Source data
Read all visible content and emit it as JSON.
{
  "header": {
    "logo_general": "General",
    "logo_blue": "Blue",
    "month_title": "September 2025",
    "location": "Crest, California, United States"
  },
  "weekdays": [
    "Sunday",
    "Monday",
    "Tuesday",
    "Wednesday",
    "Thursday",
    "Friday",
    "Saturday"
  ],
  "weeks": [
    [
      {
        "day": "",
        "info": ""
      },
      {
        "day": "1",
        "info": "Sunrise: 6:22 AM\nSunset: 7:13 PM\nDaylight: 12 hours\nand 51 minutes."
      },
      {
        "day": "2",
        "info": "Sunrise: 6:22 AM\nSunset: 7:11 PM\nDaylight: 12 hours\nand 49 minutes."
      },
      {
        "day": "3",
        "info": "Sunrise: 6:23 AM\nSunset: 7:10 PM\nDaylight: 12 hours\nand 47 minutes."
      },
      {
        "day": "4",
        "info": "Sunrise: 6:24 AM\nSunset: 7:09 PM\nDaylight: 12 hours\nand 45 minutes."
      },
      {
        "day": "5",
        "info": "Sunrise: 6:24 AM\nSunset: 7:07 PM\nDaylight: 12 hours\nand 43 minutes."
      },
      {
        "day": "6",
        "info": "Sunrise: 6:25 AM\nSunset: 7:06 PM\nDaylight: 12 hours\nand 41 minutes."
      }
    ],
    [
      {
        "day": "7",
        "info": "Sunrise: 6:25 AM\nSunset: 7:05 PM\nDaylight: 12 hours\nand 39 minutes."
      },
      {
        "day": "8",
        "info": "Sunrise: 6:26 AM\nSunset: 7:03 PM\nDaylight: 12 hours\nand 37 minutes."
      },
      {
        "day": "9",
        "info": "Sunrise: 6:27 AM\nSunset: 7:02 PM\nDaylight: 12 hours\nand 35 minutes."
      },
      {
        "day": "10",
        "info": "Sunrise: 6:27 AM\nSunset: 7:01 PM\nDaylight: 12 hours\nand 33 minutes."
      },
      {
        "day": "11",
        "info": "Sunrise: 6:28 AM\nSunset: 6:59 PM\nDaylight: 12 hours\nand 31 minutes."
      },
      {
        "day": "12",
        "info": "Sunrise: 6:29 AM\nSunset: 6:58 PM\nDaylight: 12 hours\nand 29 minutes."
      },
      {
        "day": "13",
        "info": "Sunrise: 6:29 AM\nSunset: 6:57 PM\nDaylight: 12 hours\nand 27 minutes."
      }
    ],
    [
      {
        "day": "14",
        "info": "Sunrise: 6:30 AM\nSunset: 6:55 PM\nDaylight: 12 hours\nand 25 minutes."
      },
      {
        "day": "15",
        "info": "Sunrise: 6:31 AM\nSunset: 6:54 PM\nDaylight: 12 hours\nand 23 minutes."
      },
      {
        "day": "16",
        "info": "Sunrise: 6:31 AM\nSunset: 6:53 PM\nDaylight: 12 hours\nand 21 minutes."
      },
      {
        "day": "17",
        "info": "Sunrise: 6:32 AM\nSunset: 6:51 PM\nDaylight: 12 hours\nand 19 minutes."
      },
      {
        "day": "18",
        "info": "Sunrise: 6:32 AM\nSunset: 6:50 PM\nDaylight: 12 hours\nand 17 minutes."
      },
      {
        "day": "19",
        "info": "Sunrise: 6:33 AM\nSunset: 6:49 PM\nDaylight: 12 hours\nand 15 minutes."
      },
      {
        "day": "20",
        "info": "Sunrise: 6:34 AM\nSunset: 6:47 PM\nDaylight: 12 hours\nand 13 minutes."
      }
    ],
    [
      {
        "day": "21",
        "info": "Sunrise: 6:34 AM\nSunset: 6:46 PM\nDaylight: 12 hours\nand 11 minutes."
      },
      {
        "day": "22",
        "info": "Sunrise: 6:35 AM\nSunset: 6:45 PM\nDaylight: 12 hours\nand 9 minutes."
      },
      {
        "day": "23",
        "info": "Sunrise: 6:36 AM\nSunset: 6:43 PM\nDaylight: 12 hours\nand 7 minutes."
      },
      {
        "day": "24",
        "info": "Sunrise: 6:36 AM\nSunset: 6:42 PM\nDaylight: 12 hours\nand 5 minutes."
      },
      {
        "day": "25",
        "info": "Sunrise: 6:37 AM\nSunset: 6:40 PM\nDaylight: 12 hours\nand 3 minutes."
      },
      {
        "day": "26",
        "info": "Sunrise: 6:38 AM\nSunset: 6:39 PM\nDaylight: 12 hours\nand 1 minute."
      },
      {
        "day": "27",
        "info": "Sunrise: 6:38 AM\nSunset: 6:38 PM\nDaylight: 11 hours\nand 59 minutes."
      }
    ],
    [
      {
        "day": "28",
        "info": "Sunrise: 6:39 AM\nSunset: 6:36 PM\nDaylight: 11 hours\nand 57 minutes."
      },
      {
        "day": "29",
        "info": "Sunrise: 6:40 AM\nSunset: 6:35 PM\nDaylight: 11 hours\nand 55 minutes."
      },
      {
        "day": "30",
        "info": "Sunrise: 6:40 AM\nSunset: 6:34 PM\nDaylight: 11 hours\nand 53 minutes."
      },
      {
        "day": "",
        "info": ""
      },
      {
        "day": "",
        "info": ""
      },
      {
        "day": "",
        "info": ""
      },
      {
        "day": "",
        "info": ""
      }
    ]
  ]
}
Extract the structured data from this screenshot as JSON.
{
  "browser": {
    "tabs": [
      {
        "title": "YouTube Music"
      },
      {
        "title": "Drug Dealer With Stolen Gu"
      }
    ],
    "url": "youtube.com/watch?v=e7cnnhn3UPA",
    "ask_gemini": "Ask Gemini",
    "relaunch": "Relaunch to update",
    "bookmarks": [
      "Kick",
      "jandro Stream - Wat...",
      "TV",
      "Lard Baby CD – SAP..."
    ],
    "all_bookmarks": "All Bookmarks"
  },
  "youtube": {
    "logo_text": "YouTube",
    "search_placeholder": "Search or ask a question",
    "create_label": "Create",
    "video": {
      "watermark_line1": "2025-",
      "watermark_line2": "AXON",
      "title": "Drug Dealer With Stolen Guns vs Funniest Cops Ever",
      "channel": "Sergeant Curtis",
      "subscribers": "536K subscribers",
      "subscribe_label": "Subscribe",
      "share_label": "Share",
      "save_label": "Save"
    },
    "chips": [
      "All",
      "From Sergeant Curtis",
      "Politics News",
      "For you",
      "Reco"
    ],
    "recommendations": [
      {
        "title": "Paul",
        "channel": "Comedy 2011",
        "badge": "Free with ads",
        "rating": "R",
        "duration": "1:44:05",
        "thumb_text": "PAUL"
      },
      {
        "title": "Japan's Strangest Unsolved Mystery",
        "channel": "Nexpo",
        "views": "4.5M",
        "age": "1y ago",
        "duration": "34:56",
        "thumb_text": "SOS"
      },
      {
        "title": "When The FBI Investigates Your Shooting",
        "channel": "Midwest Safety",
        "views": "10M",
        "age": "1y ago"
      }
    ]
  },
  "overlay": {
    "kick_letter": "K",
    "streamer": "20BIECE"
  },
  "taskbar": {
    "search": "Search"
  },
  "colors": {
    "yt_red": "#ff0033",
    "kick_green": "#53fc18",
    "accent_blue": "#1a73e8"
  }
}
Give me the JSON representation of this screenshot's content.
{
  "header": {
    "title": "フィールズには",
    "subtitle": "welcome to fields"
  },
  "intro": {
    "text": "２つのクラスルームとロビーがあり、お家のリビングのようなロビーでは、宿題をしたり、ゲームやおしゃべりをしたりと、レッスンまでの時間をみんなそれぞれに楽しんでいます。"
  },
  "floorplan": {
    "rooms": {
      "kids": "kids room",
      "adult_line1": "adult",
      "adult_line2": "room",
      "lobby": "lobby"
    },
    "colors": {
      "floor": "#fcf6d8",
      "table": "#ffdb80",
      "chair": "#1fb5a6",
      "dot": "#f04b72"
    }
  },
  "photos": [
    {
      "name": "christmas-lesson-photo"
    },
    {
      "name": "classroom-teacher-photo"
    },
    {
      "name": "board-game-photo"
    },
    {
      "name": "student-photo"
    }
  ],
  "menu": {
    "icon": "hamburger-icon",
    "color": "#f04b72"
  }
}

*Goal of the exercise*.
Count how many lines in the data contain the word "JSON", giving the number without comment.

*Answer to this task*.
3